What is being asked – Copy word for word the lines of the data from the very first one through the line that contains "cell-keyword: 넬리코다 — [78, 328, 196, 365]", including both of those lines.

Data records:
= = = = = = =

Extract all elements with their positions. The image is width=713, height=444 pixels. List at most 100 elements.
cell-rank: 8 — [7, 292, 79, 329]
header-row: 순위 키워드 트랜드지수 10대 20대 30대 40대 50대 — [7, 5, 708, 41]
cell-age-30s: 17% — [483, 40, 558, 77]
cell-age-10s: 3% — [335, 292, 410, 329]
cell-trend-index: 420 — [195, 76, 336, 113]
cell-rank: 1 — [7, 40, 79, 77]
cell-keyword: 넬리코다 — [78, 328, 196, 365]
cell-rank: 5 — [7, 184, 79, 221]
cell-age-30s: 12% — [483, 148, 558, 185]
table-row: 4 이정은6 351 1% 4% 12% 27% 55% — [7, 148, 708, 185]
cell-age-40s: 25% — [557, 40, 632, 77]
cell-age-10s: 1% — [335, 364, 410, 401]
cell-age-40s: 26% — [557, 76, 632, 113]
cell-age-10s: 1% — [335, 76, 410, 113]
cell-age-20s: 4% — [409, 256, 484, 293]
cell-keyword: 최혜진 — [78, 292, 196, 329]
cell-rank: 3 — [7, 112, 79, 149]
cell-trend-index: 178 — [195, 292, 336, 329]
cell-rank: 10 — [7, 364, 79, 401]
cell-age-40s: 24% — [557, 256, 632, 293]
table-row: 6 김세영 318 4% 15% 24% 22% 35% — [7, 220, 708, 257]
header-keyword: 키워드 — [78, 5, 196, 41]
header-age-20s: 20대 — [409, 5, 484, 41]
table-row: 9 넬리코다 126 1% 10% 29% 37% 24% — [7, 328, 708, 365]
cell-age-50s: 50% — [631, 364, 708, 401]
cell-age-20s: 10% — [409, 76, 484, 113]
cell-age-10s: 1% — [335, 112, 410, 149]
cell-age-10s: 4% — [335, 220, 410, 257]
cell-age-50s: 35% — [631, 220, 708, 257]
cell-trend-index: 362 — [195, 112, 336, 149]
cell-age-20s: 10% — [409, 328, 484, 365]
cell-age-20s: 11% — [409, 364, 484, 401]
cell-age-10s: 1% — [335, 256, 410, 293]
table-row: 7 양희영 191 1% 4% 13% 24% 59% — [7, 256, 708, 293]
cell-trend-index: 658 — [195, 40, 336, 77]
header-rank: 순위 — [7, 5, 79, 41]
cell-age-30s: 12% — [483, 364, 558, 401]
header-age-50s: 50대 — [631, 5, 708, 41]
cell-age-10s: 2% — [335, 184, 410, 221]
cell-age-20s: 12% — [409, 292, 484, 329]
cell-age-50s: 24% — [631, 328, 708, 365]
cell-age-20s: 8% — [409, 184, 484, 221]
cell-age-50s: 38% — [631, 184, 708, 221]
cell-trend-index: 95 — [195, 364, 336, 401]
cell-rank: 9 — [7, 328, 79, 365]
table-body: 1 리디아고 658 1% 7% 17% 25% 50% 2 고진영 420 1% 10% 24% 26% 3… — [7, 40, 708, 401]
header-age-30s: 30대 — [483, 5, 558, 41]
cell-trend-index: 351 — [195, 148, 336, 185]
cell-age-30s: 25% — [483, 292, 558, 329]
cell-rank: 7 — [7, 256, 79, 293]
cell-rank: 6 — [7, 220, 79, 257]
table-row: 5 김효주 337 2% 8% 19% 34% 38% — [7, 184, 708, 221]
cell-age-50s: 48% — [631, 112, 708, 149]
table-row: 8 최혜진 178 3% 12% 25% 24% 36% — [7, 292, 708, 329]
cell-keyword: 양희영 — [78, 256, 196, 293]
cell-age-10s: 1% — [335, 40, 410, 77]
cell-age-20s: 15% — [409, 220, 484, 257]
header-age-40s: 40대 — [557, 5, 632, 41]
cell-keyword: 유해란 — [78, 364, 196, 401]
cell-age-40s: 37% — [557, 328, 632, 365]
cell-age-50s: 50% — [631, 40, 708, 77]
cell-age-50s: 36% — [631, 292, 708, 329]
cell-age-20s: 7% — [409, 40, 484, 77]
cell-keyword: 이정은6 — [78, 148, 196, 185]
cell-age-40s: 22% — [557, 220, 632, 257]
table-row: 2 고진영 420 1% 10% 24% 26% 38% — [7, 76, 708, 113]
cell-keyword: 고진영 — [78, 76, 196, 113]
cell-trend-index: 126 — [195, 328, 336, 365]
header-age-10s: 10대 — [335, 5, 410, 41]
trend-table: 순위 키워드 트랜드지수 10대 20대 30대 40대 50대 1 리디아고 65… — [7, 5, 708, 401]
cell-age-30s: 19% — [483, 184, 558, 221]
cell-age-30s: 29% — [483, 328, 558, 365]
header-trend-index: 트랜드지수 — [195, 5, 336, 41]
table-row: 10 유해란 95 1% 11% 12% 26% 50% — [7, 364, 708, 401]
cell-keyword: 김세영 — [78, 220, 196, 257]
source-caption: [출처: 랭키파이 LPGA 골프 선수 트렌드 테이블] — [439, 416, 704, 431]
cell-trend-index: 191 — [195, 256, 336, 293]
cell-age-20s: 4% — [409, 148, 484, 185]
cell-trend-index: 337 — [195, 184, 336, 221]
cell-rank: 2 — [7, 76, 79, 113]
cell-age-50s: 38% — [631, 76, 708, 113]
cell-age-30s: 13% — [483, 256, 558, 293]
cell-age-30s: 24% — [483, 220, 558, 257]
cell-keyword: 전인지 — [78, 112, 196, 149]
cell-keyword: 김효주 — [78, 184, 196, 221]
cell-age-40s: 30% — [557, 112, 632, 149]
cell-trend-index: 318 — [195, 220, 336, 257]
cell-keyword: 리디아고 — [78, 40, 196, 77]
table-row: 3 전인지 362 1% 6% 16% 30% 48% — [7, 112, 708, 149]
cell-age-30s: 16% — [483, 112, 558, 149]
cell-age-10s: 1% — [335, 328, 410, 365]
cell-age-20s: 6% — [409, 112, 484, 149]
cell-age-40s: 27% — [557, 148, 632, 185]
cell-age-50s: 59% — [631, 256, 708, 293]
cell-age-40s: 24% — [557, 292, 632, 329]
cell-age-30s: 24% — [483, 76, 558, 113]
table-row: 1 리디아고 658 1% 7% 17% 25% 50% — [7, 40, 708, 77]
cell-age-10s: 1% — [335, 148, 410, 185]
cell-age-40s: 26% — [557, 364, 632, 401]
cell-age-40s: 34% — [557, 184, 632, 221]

= = = = = = =

Problem solution –
Extract all elements with their positions. The image is width=713, height=444 pixels. List at most 100 elements.
cell-rank: 8 — [7, 292, 79, 329]
header-row: 순위 키워드 트랜드지수 10대 20대 30대 40대 50대 — [7, 5, 708, 41]
cell-age-30s: 17% — [483, 40, 558, 77]
cell-age-10s: 3% — [335, 292, 410, 329]
cell-trend-index: 420 — [195, 76, 336, 113]
cell-rank: 1 — [7, 40, 79, 77]
cell-keyword: 넬리코다 — [78, 328, 196, 365]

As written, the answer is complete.